> **Written task a**
Put these lines from the records into a JSON list of strings, one string per line and blank lines omitted: from the line with "214, 511, 227]" up to and including the line with "hot-article-item[interactable]: 14 档案管理工作报告".

> **Passage provided**
+ + +

4 file load task (deferred return) -> request bytes, deferred return
5 disk driver task
6 block cache task
7 file load task (deferred return 2) -> construct file object, return bytes
8 load image task
9 mask image task
10 shell

This is still a raw idea and I havent really been working on it yet but i thought it was worth sharing

Re: Tasks as sequential "processes" instead of monolithic ta

Posted: Fri Jun 19, 2015 1:33 am
by Brendan
Hi,
Peterbjornx wrote:While I was pondering about an implementation of asynchronous I/O I came up with a ?new? way of dividing computing time, not bounded by large monolithic threads running for long periods of time but instead sequential tasks that take and yield information to other tasks on starting and completion, much like UNIX pipe programs but much smaller. A sequence of tasks would be specified via a dependency calculation, an interface program such as a shell would receive a request from the user to process information and determine what input is needed to generate the information, then invoke the task class for that input to generate the dependencies of that input (if any) which in turn generate their dependencies and when this tree has been built it will be run with each node running after its dependencies have become available.

+ + +

> **Records for this task**
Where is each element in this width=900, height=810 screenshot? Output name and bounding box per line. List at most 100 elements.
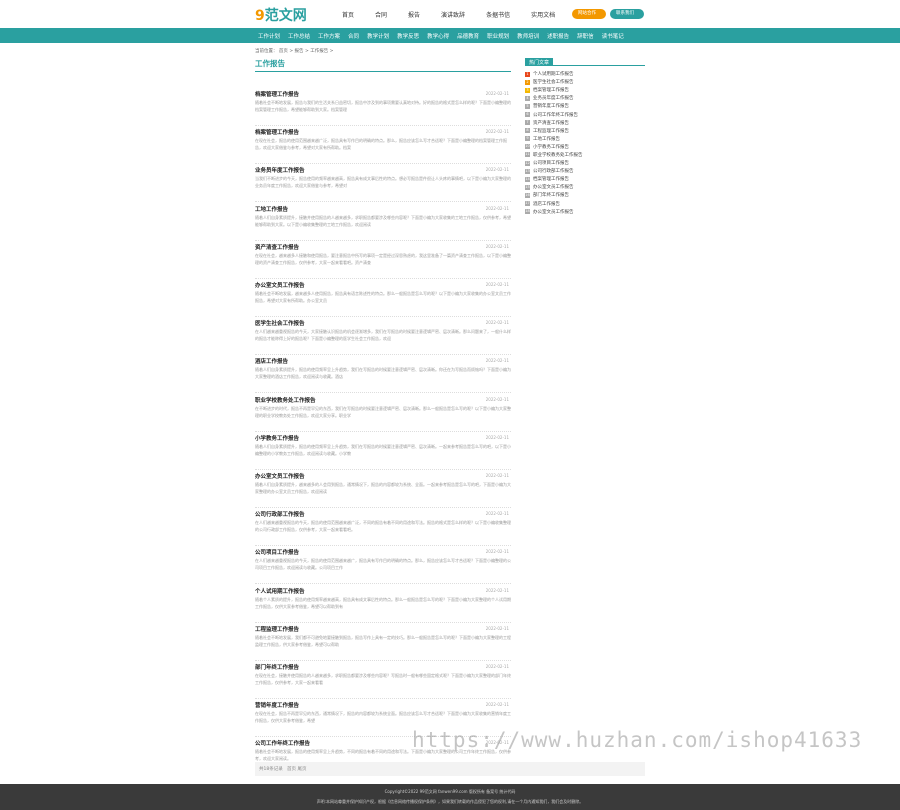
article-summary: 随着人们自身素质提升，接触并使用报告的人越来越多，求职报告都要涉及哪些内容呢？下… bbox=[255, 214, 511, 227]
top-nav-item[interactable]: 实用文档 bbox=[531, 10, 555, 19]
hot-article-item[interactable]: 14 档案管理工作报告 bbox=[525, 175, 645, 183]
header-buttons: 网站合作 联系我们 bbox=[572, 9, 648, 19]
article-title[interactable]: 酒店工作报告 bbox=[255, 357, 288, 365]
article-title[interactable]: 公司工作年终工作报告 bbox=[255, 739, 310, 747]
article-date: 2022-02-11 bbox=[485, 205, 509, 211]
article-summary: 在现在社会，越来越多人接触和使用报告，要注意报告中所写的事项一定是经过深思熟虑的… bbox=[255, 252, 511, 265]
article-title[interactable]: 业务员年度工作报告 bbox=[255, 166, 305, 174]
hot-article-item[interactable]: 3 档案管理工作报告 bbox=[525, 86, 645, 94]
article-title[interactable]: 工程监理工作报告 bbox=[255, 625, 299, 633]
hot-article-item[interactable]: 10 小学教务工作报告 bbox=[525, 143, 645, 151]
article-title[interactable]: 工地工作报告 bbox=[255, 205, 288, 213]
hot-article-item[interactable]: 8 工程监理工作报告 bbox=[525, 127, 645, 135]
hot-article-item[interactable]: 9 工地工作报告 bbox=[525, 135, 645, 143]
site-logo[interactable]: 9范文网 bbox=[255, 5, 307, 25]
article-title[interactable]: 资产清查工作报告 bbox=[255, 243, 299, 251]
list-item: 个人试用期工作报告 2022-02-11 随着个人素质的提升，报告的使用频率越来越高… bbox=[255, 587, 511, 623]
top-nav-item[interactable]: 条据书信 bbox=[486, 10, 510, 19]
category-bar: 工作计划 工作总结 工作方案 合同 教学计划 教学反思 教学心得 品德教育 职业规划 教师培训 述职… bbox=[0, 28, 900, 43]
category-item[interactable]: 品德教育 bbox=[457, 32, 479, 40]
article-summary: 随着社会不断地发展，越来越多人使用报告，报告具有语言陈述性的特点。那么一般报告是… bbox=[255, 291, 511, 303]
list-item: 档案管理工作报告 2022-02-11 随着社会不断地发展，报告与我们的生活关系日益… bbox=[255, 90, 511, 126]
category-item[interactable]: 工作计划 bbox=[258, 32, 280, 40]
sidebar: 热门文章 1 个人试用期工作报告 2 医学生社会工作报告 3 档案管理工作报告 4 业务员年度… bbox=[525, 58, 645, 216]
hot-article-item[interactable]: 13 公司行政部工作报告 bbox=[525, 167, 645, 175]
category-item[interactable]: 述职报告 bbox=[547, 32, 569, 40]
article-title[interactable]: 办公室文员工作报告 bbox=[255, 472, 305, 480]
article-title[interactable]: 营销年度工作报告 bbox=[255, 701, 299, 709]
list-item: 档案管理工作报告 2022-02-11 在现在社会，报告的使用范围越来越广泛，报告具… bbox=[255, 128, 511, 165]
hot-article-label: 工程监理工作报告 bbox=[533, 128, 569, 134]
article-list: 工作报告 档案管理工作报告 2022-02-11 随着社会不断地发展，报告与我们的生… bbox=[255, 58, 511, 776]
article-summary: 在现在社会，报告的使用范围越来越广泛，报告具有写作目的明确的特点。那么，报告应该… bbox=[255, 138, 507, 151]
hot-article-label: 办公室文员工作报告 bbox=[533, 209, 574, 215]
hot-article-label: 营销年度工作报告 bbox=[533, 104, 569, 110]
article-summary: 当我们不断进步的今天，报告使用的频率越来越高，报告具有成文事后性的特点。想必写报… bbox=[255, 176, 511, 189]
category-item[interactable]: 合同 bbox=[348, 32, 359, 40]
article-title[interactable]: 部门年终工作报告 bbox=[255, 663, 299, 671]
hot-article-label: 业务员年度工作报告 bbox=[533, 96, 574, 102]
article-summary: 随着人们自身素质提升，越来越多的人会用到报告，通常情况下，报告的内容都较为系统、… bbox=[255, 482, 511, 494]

+ + +

> **Written task b**
Condense the paragraph of the forum post beginning "Peterbjornx wrote:" into a bulleted list that keeps its main facts.

> **Full response a**
[
  "article-summary: 随着人们自身素质提升，接触并使用报告的人越来越多，求职报告都要涉及哪些内容呢？下… bbox=[255, 214, 511, 227]",
  "top-nav-item[interactable]: 实用文档 bbox=[531, 10, 555, 19]",
  "hot-article-item[interactable]: 14 档案管理工作报告 bbox=[525, 175, 645, 183]"
]

> **Full response b**
- The idea came up while pondering an implementation of asynchronous I/O.
- Computing time would be divided into small sequential tasks rather than large monolithic threads running for long periods.
- Tasks take and yield information to other tasks on starting and completion, much like UNIX pipe programs but much smaller.
- A sequence of tasks is specified through a dependency calculation:
  - An interface program, such as a shell, receives a user request to process information and determines what input is needed.
  - It invokes the task class for that input to generate that input's dependencies, if any.
  - Those dependencies in turn generate their own dependencies.
- Once this tree is built, it runs, with each node running after its dependencies become available.